#### [Exercise directions]
Copy each line of the records that holds the string "субъектов".

#### [Supplied data]
---
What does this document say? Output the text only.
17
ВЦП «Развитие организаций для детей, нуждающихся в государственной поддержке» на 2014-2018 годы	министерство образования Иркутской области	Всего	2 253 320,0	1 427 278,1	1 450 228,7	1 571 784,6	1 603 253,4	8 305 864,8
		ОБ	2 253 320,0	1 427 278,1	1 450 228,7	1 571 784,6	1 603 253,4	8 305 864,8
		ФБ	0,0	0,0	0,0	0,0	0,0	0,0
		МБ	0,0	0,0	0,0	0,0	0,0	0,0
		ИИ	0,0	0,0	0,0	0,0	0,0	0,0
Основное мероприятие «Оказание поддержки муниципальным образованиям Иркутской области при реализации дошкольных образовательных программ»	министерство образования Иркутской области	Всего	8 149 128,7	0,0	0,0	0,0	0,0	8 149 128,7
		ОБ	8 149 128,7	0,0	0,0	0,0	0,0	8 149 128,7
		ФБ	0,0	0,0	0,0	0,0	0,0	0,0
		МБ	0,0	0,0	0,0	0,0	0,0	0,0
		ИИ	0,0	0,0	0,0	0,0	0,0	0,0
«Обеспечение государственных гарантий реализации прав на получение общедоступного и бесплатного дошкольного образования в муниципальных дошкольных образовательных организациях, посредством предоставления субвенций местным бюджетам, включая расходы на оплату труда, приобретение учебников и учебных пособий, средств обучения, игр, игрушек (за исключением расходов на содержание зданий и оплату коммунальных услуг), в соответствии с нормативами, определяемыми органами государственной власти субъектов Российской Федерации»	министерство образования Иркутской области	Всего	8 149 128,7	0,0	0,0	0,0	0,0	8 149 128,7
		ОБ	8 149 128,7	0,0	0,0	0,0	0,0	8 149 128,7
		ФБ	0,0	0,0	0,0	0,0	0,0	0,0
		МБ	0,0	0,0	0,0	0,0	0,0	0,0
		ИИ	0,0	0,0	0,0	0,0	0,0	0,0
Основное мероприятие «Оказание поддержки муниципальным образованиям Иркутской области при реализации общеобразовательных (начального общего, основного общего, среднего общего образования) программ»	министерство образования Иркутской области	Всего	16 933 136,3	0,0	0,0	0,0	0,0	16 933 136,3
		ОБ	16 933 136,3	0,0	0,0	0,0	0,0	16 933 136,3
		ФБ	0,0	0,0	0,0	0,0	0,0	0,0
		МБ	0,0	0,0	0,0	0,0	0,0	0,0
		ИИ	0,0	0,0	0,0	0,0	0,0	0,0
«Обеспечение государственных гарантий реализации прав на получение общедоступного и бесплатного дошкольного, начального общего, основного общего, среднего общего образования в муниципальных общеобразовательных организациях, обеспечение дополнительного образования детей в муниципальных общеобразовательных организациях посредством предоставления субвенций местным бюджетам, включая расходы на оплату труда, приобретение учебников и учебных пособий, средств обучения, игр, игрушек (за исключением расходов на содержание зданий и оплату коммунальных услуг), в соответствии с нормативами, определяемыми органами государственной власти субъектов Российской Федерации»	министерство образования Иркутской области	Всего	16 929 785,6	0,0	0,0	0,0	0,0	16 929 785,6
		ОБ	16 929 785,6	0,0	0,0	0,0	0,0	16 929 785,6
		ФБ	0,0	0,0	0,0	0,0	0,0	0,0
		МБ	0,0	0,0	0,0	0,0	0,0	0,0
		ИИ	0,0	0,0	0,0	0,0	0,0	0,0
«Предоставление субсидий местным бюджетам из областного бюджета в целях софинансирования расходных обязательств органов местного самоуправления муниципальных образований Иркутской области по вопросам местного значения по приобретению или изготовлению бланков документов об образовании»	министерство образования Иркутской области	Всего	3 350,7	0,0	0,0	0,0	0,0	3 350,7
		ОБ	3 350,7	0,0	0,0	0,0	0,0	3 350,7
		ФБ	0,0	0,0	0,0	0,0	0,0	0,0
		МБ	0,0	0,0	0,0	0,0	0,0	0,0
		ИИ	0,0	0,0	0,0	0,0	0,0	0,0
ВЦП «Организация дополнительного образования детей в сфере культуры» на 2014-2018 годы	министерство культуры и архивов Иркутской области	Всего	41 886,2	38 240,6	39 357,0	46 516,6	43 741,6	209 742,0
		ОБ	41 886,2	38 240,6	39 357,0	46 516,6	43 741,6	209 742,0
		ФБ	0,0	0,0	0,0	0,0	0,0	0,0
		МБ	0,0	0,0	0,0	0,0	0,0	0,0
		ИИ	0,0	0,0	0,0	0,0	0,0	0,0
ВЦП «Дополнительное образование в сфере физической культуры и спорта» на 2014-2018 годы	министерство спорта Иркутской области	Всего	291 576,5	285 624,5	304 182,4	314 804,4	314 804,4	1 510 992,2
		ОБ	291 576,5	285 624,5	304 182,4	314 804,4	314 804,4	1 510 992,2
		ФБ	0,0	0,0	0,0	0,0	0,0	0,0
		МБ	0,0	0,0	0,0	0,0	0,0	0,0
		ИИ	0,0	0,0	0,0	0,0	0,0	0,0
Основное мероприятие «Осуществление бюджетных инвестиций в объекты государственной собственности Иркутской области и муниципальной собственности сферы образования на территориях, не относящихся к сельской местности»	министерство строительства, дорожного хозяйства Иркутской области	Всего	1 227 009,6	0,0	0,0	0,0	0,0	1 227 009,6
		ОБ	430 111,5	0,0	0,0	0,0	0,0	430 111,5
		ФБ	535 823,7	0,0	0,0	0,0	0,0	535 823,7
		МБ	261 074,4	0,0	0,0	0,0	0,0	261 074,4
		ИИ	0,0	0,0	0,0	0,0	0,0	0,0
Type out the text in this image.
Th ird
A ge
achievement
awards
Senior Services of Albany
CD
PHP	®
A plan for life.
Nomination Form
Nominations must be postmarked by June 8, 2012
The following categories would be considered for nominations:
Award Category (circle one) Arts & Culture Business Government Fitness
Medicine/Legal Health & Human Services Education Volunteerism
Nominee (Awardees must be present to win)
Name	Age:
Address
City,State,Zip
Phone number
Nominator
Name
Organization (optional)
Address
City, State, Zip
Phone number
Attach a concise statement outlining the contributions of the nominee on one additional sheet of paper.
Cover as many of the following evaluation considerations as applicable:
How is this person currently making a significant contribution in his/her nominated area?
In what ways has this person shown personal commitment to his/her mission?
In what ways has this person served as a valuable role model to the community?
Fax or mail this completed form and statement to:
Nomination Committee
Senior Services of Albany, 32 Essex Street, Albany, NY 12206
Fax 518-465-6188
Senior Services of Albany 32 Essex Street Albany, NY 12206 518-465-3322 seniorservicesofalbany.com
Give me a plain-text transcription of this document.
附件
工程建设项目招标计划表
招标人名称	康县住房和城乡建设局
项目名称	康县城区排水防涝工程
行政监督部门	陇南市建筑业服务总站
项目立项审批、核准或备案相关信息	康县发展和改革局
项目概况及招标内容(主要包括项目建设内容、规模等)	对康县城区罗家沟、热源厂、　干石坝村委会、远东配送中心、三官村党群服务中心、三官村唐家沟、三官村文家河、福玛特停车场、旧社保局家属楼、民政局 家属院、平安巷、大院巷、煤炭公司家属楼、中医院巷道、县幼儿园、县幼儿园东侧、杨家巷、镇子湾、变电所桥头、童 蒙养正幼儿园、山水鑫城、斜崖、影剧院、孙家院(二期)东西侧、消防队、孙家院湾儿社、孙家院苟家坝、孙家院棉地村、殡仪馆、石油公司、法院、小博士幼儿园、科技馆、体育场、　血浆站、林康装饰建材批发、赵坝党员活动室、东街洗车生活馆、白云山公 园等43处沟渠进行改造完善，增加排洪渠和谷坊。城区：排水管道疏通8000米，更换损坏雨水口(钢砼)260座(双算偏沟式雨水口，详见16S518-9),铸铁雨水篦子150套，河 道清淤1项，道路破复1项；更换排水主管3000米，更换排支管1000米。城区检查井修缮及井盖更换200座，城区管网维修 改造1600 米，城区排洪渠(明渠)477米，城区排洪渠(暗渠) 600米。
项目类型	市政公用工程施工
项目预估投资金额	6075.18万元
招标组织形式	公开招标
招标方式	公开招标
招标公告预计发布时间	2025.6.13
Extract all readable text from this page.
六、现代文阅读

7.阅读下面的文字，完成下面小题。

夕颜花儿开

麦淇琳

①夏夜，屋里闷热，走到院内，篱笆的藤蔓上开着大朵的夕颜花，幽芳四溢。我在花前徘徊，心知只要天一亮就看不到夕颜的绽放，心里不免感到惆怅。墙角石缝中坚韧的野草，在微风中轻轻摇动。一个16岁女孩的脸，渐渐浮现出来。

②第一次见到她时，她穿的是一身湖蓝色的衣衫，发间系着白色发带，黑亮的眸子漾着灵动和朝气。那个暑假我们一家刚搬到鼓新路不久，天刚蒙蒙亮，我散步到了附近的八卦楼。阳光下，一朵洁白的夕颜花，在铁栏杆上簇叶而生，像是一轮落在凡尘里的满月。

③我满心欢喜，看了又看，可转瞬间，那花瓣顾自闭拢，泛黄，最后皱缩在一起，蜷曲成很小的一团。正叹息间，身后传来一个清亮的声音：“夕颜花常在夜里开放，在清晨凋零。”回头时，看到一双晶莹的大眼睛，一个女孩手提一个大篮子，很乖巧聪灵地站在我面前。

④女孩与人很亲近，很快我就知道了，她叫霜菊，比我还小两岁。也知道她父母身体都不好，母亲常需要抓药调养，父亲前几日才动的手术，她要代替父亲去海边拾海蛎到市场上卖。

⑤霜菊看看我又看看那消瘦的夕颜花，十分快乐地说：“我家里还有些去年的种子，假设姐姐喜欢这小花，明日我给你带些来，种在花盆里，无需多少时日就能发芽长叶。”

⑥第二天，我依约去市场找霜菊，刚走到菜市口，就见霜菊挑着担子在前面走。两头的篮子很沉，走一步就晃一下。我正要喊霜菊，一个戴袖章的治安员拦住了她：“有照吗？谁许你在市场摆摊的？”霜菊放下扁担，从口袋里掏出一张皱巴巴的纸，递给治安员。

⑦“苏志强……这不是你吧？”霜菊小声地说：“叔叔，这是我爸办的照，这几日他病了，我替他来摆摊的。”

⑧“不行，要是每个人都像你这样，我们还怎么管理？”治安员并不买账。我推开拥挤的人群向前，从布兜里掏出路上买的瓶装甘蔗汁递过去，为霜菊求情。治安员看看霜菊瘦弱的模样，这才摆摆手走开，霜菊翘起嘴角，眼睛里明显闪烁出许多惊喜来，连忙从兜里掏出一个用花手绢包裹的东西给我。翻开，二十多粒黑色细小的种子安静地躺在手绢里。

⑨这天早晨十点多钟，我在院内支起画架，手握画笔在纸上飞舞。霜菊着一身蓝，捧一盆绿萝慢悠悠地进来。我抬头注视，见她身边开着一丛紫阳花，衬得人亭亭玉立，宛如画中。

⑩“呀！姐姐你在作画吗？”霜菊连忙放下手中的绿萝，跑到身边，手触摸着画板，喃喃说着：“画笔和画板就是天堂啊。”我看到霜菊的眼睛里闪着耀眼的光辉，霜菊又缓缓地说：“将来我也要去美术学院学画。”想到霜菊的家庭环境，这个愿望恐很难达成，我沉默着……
---
#### [Solution for this exercise]
«Обеспечение государственных гарантий реализации прав на получение общедоступного и бесплатного дошкольного образования в муниципальных дошкольных образовательных организациях, посредством предоставления субвенций местным бюджетам, включая расходы на оплату труда, приобретение учебников и учебных пособий, средств обучения, игр, игрушек (за исключением расходов на содержание зданий и оплату коммунальных услуг), в соответствии с нормативами, определяемыми органами государственной власти субъектов Российской Федерации»	министерство образования Иркутской области	Всего	8 149 128,7	0,0	0,0	0,0	0,0	8 149 128,7
«Обеспечение государственных гарантий реализации прав на получение общедоступного и бесплатного дошкольного, начального общего, основного общего, среднего общего образования в муниципальных общеобразовательных организациях, обеспечение дополнительного образования детей в муниципальных общеобразовательных организациях посредством предоставления субвенций местным бюджетам, включая расходы на оплату труда, приобретение учебников и учебных пособий, средств обучения, игр, игрушек (за исключением расходов на содержание зданий и оплату коммунальных услуг), в соответствии с нормативами, определяемыми органами государственной власти субъектов Российской Федерации»	министерство образования Иркутской области	Всего	16 929 785,6	0,0	0,0	0,0	0,0	16 929 785,6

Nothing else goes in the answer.